- _DATASET ROWS_
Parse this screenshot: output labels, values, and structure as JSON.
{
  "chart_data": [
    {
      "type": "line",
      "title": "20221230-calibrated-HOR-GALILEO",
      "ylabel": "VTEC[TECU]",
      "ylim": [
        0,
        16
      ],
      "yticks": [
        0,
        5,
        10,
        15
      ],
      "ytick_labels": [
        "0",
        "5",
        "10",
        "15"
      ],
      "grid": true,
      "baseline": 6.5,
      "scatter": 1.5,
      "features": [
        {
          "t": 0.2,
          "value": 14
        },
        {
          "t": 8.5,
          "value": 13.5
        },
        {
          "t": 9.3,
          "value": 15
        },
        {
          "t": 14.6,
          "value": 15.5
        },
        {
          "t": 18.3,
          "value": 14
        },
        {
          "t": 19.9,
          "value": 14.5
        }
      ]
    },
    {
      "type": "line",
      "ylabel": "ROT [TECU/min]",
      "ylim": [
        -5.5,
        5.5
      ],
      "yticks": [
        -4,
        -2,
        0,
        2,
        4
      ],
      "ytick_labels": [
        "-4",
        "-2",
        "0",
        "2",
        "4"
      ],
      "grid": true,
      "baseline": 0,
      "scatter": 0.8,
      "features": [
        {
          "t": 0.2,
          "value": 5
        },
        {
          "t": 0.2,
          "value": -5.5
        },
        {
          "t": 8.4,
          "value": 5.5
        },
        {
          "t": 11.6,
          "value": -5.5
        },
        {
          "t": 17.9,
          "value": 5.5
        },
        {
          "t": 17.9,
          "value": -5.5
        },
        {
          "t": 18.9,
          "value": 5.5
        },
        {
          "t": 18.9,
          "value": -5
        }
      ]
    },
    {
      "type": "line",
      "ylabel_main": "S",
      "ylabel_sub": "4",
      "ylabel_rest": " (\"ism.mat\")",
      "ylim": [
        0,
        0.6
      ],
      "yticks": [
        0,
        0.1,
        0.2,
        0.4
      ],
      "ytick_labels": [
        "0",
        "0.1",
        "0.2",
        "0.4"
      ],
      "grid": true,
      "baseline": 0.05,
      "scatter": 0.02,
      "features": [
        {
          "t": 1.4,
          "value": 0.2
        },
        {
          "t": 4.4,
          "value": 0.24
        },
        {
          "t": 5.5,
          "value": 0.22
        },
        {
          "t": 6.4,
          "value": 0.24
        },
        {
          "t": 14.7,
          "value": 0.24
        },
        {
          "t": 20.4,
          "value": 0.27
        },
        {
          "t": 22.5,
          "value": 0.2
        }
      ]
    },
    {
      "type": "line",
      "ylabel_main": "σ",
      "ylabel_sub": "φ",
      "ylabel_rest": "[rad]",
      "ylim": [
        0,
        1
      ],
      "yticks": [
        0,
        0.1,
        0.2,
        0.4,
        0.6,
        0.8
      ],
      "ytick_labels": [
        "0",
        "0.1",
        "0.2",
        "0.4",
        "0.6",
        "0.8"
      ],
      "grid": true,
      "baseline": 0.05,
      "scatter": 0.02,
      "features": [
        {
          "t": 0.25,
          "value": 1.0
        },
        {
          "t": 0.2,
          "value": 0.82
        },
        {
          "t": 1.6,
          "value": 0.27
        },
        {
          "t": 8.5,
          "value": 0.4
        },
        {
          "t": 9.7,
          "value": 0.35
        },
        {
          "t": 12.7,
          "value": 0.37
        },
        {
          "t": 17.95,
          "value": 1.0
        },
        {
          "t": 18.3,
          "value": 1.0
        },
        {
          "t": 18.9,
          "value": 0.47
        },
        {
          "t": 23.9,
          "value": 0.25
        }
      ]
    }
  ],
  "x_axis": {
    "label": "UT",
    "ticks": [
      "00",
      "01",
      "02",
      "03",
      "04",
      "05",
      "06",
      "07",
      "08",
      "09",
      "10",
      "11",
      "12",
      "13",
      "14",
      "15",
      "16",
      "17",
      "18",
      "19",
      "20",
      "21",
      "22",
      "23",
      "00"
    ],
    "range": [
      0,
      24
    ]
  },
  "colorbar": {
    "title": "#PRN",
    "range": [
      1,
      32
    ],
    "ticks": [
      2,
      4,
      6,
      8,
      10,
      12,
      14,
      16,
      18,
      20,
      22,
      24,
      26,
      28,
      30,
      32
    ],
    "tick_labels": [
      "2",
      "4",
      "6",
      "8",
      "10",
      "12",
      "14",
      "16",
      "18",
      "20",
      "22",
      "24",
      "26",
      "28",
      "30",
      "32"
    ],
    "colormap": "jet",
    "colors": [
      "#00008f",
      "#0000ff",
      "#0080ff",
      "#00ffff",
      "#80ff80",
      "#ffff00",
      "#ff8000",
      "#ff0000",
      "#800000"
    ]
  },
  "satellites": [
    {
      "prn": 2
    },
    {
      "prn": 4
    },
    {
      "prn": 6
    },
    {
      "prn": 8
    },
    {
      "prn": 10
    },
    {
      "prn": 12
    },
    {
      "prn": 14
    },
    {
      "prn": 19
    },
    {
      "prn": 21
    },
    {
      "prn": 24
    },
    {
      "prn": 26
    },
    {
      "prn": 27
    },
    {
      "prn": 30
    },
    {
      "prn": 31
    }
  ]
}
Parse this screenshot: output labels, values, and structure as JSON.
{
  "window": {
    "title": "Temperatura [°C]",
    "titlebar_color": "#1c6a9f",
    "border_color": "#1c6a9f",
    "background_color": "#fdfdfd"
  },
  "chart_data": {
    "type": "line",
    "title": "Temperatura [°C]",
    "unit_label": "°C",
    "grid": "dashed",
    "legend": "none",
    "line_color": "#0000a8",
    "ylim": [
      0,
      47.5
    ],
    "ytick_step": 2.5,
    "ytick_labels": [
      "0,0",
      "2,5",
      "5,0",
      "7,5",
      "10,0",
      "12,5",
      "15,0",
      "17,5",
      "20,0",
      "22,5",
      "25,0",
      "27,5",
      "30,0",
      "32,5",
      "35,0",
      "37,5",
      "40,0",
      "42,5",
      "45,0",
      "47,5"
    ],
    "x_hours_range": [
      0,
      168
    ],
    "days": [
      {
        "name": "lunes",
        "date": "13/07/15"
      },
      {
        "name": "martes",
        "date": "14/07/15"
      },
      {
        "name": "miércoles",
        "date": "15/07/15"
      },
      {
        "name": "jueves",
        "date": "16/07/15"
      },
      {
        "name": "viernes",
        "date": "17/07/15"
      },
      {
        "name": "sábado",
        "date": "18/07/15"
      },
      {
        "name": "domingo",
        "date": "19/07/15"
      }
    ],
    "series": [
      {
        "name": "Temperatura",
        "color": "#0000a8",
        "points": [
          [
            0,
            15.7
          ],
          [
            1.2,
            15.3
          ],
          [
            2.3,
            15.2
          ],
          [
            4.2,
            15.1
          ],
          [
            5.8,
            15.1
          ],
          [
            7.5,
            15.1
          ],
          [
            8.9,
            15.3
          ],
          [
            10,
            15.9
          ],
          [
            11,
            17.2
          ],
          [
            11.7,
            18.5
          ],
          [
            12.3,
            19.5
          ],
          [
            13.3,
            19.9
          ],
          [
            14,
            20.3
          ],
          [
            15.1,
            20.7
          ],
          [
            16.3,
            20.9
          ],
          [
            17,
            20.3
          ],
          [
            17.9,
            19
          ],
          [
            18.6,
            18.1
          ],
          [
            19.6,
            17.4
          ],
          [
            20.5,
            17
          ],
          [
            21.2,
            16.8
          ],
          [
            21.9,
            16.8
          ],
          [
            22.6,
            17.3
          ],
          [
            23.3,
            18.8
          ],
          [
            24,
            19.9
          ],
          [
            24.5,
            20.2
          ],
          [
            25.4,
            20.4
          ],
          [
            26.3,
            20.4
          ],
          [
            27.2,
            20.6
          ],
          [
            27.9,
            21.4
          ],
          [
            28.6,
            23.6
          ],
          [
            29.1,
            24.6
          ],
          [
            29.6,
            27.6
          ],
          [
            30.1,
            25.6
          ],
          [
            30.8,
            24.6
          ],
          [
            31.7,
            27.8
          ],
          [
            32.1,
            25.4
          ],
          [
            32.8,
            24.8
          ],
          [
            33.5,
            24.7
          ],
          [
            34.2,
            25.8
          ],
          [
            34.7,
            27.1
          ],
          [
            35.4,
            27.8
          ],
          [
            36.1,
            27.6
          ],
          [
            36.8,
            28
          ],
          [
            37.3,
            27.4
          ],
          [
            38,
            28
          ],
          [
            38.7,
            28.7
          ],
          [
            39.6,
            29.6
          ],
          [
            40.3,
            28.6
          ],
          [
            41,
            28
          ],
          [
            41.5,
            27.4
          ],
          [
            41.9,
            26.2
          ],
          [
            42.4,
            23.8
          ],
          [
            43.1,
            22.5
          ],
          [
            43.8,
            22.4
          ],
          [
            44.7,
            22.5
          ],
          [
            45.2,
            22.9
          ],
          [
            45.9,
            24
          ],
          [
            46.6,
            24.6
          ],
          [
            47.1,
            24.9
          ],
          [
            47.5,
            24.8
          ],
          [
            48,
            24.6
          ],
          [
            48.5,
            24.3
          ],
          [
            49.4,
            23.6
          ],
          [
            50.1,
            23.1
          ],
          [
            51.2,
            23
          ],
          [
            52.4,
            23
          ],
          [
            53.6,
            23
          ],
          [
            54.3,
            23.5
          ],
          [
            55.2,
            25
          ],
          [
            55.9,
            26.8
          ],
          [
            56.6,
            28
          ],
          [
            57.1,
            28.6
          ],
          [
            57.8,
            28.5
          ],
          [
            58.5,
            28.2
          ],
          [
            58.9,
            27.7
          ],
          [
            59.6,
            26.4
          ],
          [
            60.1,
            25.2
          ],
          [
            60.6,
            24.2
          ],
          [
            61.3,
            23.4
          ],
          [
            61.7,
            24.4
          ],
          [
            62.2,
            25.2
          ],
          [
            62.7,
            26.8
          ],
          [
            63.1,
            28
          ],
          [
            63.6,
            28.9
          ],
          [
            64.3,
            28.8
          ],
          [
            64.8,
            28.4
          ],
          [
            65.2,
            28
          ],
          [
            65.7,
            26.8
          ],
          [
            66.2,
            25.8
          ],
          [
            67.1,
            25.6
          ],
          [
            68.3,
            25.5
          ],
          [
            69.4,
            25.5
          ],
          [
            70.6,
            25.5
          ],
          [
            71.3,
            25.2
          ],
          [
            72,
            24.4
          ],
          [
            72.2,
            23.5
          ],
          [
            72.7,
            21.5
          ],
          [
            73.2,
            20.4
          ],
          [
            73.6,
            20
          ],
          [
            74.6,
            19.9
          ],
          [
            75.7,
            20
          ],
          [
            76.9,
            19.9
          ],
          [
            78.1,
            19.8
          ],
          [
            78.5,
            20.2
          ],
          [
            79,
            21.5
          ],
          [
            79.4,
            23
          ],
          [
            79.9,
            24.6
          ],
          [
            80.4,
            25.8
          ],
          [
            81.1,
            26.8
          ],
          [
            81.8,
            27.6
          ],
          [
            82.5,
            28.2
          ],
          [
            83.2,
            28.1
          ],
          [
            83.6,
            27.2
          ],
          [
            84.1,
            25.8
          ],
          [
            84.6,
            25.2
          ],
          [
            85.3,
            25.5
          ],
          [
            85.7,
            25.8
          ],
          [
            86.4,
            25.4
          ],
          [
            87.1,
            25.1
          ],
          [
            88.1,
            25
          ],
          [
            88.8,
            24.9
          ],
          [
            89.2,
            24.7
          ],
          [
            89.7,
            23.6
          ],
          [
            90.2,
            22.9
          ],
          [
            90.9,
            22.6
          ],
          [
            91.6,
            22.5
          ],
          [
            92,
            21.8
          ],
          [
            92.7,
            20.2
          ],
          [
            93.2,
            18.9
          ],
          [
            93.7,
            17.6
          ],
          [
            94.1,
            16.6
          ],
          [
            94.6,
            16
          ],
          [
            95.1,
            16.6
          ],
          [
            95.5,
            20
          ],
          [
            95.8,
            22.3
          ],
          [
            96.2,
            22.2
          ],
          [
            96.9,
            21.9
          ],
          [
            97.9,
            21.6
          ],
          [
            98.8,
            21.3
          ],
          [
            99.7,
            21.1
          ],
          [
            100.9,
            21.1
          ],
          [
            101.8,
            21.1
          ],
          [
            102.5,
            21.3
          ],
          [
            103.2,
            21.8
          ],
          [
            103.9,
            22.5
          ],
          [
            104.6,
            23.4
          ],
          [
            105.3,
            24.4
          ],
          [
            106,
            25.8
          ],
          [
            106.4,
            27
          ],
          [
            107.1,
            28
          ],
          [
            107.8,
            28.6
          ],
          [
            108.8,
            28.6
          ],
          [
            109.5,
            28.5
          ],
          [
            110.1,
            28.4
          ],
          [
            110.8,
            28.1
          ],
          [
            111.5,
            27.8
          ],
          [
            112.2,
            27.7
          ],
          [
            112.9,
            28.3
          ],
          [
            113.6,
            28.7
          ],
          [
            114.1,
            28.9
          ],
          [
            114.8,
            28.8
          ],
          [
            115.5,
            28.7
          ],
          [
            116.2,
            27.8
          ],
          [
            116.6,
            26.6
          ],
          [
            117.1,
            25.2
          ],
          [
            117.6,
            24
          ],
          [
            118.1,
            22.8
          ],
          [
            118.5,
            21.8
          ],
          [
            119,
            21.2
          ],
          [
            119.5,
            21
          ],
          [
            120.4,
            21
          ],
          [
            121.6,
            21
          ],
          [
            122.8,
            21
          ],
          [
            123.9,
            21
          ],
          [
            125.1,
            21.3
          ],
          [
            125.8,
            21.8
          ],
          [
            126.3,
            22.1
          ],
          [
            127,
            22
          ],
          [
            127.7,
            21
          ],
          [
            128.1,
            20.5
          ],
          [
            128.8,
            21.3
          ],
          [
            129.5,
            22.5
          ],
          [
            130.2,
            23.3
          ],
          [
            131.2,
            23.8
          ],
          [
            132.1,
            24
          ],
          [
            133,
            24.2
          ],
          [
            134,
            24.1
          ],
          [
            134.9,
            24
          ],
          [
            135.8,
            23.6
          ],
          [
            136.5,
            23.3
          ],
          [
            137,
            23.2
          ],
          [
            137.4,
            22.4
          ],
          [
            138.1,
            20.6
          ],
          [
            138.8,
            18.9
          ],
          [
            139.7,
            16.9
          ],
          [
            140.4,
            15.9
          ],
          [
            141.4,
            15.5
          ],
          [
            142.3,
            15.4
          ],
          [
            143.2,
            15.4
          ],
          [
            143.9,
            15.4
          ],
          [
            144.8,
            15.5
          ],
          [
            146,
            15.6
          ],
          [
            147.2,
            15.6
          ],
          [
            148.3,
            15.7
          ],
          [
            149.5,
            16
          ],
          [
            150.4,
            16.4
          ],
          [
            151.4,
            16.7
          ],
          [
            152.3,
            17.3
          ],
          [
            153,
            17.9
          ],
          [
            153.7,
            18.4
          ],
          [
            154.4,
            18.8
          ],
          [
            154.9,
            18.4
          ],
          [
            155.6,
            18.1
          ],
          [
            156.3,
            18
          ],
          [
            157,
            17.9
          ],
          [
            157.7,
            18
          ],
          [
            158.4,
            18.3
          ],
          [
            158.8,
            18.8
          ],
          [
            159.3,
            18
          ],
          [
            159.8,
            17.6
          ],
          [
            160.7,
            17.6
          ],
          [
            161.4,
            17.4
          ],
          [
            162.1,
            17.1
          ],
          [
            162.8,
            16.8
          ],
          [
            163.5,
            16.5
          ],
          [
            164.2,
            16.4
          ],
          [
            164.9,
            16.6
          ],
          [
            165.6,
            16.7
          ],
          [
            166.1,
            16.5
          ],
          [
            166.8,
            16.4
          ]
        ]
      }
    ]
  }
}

- _YOUR OBJECTIVE_
Lines of the material that contain the word "name" are to be gathered.

- _CORRECT RESULT_
        "name": "lunes",
        "name": "martes",
        "name": "miércoles",
        "name": "jueves",
        "name": "viernes",
        "name": "sábado",
        "name": "domingo",
        "name": "Temperatura",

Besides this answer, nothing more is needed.